> _READING TEXT_:
>> begin

INITIAL CLAIMS, CONFIDENCE & RETAIL SALES: POSITIVE MOMENTUM

12/12/13 11:39AM EST

Despite the volatility and persistent distortions in the Initial Jobless Claims data over the last few months, the underlying trend in the labor market remains one of steady improvement.  Our Financials team breaks down this morning’s claims data in further detail below.

Elsewhere in domestic macro today, advance Retail Sales and Bloomberg’s weekly read on Consumer Confidence both came in strong. 

RETAIL SALES:  This mornings advance estimate of Retail Sales out of the Census Bureau reflected a positive October revision and strong November sales data across the various index aggregates.  Headline and Core retail sales accelerated on a MoM, YoY, and 2Y basis with furniture and electronics driving strength in the control group.  No need to over analyze this one – a solid report for the ~20% of the economy that is retail sales.  A granular breakdown of the data in the table below.

>> end

> _THE REQUEST_:
Continue the market commentary on claims, confidence, and retail sales from the point where it stops.

[Element-and-box listings]

>> begin

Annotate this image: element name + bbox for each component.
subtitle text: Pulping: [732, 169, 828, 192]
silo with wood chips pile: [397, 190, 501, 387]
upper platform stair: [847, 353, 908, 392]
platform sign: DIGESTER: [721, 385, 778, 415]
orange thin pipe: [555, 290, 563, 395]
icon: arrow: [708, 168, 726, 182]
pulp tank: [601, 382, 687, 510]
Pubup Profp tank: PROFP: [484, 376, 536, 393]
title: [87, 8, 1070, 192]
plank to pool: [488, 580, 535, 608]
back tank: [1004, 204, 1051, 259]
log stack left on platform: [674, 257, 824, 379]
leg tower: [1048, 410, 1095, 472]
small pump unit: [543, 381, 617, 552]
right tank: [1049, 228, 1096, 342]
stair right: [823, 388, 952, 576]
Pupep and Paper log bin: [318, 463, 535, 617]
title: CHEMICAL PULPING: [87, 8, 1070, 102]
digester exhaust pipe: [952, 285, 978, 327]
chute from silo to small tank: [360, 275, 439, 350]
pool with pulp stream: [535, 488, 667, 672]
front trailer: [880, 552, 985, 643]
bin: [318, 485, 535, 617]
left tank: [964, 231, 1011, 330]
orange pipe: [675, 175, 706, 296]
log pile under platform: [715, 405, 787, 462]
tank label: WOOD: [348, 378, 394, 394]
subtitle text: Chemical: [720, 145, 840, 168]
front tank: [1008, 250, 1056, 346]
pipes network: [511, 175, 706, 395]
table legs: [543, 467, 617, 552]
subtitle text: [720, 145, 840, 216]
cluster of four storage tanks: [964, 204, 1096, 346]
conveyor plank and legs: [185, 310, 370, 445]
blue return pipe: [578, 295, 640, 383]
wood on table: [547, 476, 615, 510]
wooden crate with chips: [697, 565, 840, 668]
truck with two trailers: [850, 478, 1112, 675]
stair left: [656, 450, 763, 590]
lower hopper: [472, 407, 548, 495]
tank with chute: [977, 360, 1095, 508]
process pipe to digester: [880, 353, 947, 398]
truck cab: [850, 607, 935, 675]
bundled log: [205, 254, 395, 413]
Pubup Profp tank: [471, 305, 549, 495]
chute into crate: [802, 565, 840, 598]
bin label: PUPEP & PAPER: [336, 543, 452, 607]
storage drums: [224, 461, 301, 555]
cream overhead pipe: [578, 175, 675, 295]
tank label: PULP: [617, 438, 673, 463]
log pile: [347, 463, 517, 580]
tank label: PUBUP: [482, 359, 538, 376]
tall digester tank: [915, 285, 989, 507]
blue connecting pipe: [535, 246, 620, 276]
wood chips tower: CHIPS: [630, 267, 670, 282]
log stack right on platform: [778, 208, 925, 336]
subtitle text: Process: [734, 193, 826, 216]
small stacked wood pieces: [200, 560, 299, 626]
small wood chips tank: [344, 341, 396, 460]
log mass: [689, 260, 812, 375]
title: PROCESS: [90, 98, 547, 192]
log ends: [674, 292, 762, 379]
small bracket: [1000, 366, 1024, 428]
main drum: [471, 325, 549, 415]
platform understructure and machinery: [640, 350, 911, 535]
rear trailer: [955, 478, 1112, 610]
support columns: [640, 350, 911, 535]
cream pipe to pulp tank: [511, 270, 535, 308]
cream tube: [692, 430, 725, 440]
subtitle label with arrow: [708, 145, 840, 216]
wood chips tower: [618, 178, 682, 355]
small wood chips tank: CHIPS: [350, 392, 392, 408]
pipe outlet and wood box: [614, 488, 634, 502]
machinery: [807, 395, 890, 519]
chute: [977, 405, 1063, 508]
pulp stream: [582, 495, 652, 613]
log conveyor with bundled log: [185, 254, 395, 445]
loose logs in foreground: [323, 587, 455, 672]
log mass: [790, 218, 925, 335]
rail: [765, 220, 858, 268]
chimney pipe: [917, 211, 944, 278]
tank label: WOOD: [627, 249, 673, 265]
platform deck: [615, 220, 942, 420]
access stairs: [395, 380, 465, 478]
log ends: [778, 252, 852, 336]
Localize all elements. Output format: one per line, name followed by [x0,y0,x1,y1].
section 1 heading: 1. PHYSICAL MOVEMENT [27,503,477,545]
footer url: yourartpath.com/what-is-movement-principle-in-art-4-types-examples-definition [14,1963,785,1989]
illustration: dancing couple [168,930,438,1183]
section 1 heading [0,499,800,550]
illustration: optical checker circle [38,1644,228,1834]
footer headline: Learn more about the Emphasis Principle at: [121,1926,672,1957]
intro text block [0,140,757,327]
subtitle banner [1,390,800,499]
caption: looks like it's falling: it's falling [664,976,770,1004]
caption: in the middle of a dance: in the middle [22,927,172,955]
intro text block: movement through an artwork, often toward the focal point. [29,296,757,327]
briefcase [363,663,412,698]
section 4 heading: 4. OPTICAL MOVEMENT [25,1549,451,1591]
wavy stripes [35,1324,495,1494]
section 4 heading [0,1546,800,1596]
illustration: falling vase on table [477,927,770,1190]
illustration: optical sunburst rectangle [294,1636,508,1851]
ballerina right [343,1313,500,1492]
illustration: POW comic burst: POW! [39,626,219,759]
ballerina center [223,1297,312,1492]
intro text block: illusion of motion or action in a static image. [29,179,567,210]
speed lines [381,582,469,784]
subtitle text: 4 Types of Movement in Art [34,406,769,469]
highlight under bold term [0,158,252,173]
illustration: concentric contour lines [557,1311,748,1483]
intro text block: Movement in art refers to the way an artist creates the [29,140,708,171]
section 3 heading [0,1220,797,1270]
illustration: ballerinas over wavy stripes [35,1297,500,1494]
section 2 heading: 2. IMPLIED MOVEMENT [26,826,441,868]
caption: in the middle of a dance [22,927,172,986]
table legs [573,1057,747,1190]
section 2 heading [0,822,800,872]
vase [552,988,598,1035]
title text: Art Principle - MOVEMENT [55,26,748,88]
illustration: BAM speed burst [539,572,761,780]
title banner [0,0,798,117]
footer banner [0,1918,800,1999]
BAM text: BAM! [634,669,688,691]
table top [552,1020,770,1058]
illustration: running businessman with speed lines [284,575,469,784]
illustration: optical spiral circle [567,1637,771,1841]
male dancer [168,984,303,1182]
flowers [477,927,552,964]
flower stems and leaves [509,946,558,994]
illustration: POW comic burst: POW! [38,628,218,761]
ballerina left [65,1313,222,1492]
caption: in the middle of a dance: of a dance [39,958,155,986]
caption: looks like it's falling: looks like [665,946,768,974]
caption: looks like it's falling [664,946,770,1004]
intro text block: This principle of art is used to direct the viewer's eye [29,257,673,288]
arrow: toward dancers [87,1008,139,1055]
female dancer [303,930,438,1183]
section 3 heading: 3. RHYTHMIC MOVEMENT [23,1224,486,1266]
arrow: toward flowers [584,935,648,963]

>> end

> _EXERCISE RESULT_:
INITIAL CLAIMS, CONFIDENCE & RETAIL SALES: POSITIVE MOMENTUM - Retail Sales Nov

CONFIDENCE:  After acutely tanking into and through the government shutdown in October, consumer and business confidence remained universally depressed across survey readings through November.  Early December readings out of Bloomberg and the University of Michigan suggest that hangover is lifting. 

The preliminary December reading from the Univ. of Michigan saw confidence improve +7.4 to 82.5 with the current conditions index leaping back towards mid-year highs.   

Similarly, this morning's bloomberg consumer comfort reading improved again sequentially to -30.9, nearly back to pre-October levels.  Absent another ‘exogenous shock’ and with the labor market improving and fiscal policy uncertainty ebbing on the margin, the path of least resistance for confidence appears to be higher.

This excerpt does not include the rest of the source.